Look at each line of the records and count those with "source" in them. Please answer with the count alone.

Data entries for graphics:
==========

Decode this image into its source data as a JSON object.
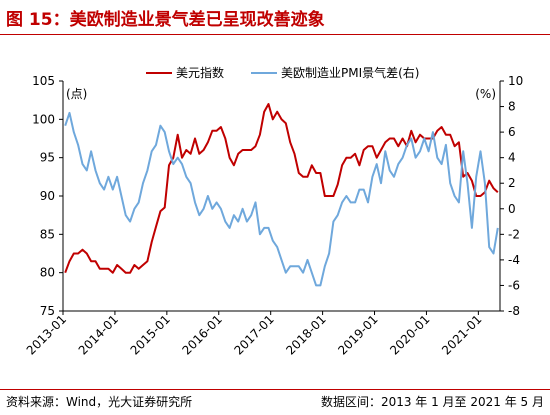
{
  "title": "图 15：美欧制造业景气差已呈现改善迹象",
  "footer": {
    "source": "资料来源：Wind，光大证券研究所",
    "range": "数据区间：2013 年 1 月至 2021 年 5 月"
  },
  "colors": {
    "dxy": "#c00000",
    "pmi": "#6fa8dc",
    "accent": "#c00000"
  },
  "chart_data": {
    "type": "line",
    "y_left": {
      "unit": "(点)",
      "ylim": [
        75,
        105
      ],
      "ticks": [
        "75",
        "80",
        "85",
        "90",
        "95",
        "100",
        "105"
      ]
    },
    "y_right": {
      "unit": "(%)",
      "ylim": [
        -8,
        10
      ],
      "ticks": [
        "-8",
        "-6",
        "-4",
        "-2",
        "0",
        "2",
        "4",
        "6",
        "8",
        "10"
      ]
    },
    "x_ticks": [
      "2013-01",
      "2014-01",
      "2015-01",
      "2016-01",
      "2017-01",
      "2018-01",
      "2019-01",
      "2020-01",
      "2021-01"
    ],
    "x_range": [
      "2013-01",
      "2021-05"
    ],
    "legend": "top-center",
    "grid": false,
    "series": [
      {
        "name": "美元指数",
        "axis": "left",
        "x_start": "2013-01",
        "step": "month",
        "values": [
          80,
          81.5,
          82.5,
          82.5,
          83,
          82.5,
          81.5,
          81.5,
          80.5,
          80.5,
          80.5,
          80,
          81,
          80.5,
          80,
          80,
          81,
          80.5,
          81,
          81.5,
          84,
          86,
          88,
          88.5,
          94,
          95,
          98,
          95,
          96,
          95.5,
          97.5,
          95.5,
          96,
          97,
          98.5,
          98.5,
          99,
          97.5,
          95,
          94,
          95.5,
          96,
          96,
          96,
          96.5,
          98,
          101,
          102,
          100,
          101,
          100,
          99.5,
          97,
          95.5,
          93,
          92.5,
          92.5,
          94,
          93,
          93,
          90,
          90,
          90,
          91.5,
          94,
          95,
          95,
          95.5,
          94,
          96,
          96.5,
          96.5,
          95,
          96,
          97,
          97.5,
          97.5,
          96.5,
          97.5,
          96.5,
          98.5,
          97,
          98,
          97.5,
          97.5,
          97.5,
          98.5,
          99,
          98,
          98,
          96.5,
          97,
          92.5,
          93,
          92,
          90,
          90,
          90.5,
          92,
          91,
          90.5
        ]
      },
      {
        "name": "美欧制造业PMI景气差(右)",
        "axis": "right",
        "x_start": "2013-01",
        "step": "month",
        "values": [
          6.5,
          7.5,
          6,
          5,
          3.5,
          3,
          4.5,
          3,
          2,
          1.5,
          2.5,
          1.5,
          2.5,
          1,
          -0.5,
          -1,
          0,
          0.5,
          2,
          3,
          4.5,
          5,
          6.5,
          6,
          4.5,
          3.5,
          4,
          3.5,
          2.5,
          2,
          0.5,
          -0.5,
          0,
          1,
          0,
          0.5,
          0,
          -1,
          -1.5,
          -0.5,
          -1,
          0,
          -1,
          -0.5,
          0.5,
          -2,
          -1.5,
          -1.5,
          -2.5,
          -3,
          -4,
          -5,
          -4.5,
          -4.5,
          -4.5,
          -5,
          -4,
          -5,
          -6,
          -6,
          -4.5,
          -3.5,
          -1,
          -0.5,
          0.5,
          1,
          0.5,
          0.5,
          1.5,
          1.5,
          0.5,
          2.5,
          3.5,
          2,
          4.5,
          3,
          2.5,
          3.5,
          4,
          5,
          5.5,
          4,
          4.5,
          5.5,
          4.5,
          6,
          4,
          3.5,
          5,
          2,
          1,
          0.5,
          4.5,
          2,
          -1.5,
          2.5,
          4.5,
          2,
          -3,
          -3.5,
          -1.5
        ]
      }
    ]
  }
}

==========

**EXERCISE RESPONSE:**
2